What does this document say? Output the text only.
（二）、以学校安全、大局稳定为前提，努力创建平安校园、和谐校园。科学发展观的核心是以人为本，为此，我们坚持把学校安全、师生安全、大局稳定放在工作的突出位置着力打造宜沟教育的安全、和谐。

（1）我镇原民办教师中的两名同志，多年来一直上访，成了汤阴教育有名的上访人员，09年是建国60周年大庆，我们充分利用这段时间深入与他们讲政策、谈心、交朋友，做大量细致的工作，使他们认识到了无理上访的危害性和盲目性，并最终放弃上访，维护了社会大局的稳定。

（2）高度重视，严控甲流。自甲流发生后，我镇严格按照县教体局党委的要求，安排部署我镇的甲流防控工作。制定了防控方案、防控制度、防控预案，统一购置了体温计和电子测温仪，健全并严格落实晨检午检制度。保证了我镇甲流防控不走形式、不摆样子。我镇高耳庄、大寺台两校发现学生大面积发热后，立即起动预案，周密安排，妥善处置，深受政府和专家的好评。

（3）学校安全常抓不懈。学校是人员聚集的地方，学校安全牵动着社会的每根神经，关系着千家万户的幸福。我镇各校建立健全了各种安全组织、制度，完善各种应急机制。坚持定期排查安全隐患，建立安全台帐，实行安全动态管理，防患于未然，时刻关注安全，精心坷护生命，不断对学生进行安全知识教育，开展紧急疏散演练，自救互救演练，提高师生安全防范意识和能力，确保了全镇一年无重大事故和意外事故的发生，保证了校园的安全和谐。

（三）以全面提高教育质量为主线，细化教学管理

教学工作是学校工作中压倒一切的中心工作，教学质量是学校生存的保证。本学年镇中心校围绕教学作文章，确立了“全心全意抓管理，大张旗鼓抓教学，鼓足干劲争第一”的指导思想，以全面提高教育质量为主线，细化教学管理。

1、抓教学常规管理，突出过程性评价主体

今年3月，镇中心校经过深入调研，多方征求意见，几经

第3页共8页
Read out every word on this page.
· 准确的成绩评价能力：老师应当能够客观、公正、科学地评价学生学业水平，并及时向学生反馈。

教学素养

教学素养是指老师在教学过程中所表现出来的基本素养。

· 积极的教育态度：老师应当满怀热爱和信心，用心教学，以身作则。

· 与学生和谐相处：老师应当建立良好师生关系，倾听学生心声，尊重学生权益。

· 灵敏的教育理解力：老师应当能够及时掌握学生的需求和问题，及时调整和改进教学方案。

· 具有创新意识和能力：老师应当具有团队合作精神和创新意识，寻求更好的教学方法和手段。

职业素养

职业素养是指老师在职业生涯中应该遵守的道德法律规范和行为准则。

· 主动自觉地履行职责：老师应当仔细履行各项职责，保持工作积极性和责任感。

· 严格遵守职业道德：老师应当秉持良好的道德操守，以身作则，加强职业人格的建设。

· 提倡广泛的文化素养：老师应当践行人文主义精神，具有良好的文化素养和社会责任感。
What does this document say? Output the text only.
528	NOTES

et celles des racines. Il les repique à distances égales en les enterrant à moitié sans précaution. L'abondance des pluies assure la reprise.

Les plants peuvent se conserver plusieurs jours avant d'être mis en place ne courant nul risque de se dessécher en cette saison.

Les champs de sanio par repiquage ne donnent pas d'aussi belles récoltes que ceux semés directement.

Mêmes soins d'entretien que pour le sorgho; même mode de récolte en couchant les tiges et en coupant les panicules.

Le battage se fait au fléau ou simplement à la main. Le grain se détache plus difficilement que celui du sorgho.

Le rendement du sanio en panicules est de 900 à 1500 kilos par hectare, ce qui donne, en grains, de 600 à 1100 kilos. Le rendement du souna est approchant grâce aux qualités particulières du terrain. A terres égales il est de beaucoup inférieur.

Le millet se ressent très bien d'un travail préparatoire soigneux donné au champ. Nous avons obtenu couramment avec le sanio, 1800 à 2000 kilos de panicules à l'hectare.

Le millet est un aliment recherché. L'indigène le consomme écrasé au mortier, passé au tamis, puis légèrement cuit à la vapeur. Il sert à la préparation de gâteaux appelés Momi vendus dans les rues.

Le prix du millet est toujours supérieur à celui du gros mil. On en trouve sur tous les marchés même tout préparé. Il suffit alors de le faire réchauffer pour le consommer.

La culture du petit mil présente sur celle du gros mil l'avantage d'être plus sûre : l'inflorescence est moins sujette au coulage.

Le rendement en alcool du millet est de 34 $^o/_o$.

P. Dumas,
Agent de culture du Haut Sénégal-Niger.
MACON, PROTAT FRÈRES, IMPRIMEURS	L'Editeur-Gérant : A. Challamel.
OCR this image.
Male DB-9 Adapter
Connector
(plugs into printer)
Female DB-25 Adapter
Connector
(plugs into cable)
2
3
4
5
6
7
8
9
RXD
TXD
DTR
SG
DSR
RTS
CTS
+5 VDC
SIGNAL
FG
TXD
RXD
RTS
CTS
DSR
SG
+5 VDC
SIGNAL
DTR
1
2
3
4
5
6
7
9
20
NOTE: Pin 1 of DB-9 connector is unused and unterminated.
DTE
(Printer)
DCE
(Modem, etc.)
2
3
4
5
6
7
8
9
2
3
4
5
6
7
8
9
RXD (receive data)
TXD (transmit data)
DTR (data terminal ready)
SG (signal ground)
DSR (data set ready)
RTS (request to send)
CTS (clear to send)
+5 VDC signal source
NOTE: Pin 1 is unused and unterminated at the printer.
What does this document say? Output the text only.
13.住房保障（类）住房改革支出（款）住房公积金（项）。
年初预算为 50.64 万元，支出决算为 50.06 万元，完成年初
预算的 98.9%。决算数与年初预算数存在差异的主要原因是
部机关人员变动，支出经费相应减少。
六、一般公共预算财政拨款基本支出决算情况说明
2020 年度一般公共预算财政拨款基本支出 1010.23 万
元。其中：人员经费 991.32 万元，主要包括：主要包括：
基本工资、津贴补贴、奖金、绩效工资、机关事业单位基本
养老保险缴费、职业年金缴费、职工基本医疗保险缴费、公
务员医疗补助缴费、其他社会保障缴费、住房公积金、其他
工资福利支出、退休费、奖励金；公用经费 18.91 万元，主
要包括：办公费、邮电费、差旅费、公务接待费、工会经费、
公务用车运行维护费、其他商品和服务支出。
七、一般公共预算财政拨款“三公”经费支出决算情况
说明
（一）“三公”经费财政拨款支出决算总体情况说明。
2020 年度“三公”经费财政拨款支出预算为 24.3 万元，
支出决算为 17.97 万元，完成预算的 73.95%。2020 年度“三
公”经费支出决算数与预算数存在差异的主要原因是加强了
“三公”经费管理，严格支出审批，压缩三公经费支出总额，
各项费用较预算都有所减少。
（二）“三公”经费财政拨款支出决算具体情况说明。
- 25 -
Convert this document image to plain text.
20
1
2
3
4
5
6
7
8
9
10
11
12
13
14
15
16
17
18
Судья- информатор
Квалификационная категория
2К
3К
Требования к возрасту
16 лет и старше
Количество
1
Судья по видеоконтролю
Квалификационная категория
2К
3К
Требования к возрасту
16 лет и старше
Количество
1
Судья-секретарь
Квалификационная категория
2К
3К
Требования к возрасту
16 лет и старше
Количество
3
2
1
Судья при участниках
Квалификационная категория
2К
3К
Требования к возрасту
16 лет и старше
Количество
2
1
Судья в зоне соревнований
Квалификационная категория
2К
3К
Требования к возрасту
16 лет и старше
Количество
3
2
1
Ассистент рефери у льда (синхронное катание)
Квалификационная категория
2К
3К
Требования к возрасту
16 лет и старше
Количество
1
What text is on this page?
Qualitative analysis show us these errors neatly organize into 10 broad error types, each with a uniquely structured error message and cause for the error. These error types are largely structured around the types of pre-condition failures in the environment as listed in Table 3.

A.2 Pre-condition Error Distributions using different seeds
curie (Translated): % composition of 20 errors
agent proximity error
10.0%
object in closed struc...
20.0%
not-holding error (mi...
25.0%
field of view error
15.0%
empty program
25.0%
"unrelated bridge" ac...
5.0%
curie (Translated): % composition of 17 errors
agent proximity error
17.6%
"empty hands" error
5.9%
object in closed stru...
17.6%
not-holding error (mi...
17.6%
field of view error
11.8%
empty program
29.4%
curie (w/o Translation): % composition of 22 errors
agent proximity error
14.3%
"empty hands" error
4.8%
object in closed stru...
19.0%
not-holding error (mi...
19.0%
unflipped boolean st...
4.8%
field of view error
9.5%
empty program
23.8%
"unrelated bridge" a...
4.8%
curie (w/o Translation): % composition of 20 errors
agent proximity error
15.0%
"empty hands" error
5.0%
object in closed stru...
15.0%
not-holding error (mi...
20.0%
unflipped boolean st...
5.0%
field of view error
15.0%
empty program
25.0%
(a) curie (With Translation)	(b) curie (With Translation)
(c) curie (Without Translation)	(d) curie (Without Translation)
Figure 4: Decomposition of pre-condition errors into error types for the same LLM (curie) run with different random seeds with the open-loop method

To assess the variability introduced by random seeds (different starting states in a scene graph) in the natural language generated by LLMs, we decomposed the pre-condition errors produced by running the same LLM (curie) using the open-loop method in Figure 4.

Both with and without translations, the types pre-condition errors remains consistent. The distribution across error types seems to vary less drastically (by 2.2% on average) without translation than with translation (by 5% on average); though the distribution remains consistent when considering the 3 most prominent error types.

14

* _SHORT TASK_:
In the lines above, find each one with "égales" and list it.

* _WRITTEN REPLY_:
et celles des racines. Il les repique à distances égales en les enterrant à moitié sans précaution. L'abondance des pluies assure la reprise.
Le rendement du sanio en panicules est de 900 à 1500 kilos par hectare, ce qui donne, en grains, de 600 à 1100 kilos. Le rendement du souna est approchant grâce aux qualités particulières du terrain. A terres égales il est de beaucoup inférieur.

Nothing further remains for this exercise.